SHORT TASK:
Records follow. Copy every line with "Limited".

STORED DATA:

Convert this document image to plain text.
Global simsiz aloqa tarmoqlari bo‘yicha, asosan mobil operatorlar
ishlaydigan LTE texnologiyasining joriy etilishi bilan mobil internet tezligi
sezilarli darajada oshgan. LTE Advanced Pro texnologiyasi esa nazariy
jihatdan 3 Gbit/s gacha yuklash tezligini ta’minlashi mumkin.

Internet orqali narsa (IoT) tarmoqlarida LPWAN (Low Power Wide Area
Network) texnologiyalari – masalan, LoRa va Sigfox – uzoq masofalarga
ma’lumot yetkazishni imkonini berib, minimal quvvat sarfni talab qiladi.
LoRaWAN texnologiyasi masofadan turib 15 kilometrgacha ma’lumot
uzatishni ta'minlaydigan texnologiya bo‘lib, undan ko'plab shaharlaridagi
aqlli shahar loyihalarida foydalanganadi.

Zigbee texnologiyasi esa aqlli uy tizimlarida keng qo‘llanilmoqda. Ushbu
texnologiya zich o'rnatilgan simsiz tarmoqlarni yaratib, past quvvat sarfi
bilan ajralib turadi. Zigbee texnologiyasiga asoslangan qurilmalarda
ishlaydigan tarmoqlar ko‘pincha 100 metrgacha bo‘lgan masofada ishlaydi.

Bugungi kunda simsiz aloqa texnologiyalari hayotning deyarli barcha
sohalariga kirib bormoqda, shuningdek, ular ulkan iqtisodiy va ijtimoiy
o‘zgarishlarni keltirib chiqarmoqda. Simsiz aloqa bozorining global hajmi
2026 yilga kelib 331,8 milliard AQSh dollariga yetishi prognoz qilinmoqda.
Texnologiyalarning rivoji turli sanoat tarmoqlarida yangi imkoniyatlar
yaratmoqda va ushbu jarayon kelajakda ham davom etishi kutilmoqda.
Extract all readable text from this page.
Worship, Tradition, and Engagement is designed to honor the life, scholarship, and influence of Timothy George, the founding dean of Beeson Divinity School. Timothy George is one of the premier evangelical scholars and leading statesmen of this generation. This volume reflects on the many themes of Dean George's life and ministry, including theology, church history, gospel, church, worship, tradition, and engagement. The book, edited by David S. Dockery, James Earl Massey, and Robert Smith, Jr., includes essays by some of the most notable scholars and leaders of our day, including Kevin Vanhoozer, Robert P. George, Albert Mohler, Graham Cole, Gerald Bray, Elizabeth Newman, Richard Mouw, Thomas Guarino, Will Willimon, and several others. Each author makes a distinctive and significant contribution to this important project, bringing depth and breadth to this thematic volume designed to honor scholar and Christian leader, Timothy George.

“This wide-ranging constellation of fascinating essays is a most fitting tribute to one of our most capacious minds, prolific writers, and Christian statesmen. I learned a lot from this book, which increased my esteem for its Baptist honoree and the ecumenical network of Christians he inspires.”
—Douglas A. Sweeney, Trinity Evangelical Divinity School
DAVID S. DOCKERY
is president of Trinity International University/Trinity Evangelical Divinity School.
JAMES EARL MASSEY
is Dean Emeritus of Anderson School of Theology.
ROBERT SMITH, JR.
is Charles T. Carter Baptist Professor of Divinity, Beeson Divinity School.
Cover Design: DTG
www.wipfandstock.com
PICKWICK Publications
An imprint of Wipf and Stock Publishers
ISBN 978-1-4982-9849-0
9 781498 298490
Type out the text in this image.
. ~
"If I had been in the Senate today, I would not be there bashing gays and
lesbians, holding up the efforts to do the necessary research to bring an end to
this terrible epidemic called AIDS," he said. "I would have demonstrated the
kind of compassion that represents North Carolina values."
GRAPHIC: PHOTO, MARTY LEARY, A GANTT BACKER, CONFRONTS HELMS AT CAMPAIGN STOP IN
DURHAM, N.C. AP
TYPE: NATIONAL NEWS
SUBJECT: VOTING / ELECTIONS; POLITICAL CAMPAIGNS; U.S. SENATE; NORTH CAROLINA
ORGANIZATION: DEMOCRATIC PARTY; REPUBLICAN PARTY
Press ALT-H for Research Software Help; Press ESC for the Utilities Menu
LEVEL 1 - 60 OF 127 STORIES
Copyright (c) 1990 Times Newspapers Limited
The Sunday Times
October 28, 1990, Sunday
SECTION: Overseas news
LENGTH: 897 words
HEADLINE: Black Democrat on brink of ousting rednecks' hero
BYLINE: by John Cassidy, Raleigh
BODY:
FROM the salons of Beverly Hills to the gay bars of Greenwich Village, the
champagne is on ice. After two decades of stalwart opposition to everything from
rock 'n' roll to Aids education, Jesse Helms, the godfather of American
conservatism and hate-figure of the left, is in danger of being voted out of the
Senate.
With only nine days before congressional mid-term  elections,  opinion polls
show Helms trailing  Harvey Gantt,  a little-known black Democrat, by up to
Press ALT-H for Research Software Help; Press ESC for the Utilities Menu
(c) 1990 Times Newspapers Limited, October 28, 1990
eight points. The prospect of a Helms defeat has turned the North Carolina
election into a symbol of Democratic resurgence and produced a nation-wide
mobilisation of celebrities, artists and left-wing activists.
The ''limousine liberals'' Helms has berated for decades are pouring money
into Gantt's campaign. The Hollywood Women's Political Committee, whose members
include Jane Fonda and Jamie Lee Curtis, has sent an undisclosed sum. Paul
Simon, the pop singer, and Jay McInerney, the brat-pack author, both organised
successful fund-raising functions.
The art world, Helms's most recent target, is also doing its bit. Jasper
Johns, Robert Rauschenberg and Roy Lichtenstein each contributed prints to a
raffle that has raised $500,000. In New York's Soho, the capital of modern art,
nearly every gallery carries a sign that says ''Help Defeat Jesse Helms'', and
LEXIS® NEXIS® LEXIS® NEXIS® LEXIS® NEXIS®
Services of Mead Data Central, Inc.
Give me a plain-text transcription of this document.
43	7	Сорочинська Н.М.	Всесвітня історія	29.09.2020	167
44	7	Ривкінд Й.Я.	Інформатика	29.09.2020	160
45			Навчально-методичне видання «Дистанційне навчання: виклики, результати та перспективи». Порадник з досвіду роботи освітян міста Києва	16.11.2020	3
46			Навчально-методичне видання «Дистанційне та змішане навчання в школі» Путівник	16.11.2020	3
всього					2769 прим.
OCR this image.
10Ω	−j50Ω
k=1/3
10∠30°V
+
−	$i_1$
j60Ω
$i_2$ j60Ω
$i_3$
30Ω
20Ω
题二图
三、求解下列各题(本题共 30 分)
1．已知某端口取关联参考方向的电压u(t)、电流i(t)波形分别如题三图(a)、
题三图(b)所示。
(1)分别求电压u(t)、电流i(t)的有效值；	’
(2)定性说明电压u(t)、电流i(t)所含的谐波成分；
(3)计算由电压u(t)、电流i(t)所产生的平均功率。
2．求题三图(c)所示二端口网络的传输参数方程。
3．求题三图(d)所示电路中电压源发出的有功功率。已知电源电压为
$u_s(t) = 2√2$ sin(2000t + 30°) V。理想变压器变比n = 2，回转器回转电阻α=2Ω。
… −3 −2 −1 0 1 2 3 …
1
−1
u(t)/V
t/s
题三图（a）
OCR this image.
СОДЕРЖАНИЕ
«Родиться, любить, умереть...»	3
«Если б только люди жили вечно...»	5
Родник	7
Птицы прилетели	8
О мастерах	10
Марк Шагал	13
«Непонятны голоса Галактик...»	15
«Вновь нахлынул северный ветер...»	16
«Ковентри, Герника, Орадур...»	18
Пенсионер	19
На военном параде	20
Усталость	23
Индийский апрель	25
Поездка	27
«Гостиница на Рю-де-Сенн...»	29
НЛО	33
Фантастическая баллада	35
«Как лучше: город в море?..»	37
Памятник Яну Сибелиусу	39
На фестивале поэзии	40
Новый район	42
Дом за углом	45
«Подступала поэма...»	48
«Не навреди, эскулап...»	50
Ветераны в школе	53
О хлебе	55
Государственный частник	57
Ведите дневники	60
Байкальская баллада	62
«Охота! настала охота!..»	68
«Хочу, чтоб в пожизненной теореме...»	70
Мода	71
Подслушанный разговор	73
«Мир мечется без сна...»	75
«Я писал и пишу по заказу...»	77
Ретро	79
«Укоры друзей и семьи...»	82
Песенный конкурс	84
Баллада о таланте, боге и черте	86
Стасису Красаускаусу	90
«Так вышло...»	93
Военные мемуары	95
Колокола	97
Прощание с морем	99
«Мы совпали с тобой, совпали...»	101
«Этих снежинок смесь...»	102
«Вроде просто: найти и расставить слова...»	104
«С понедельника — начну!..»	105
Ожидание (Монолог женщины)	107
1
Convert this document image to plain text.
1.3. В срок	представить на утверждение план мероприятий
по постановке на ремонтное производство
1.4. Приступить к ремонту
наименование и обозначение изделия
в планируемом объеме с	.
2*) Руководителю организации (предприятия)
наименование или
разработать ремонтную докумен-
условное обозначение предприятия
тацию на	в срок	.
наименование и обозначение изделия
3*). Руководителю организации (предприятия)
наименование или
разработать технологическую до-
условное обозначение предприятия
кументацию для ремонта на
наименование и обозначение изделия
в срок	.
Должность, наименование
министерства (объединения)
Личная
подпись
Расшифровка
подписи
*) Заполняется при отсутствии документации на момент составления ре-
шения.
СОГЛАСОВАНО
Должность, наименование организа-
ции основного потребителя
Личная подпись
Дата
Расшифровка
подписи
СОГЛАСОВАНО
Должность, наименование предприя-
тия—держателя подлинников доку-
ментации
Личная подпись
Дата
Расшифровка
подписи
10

COMPLETE OUTPUT:
Copyright (c) 1990 Times Newspapers Limited
(c) 1990 Times Newspapers Limited, October 28, 1990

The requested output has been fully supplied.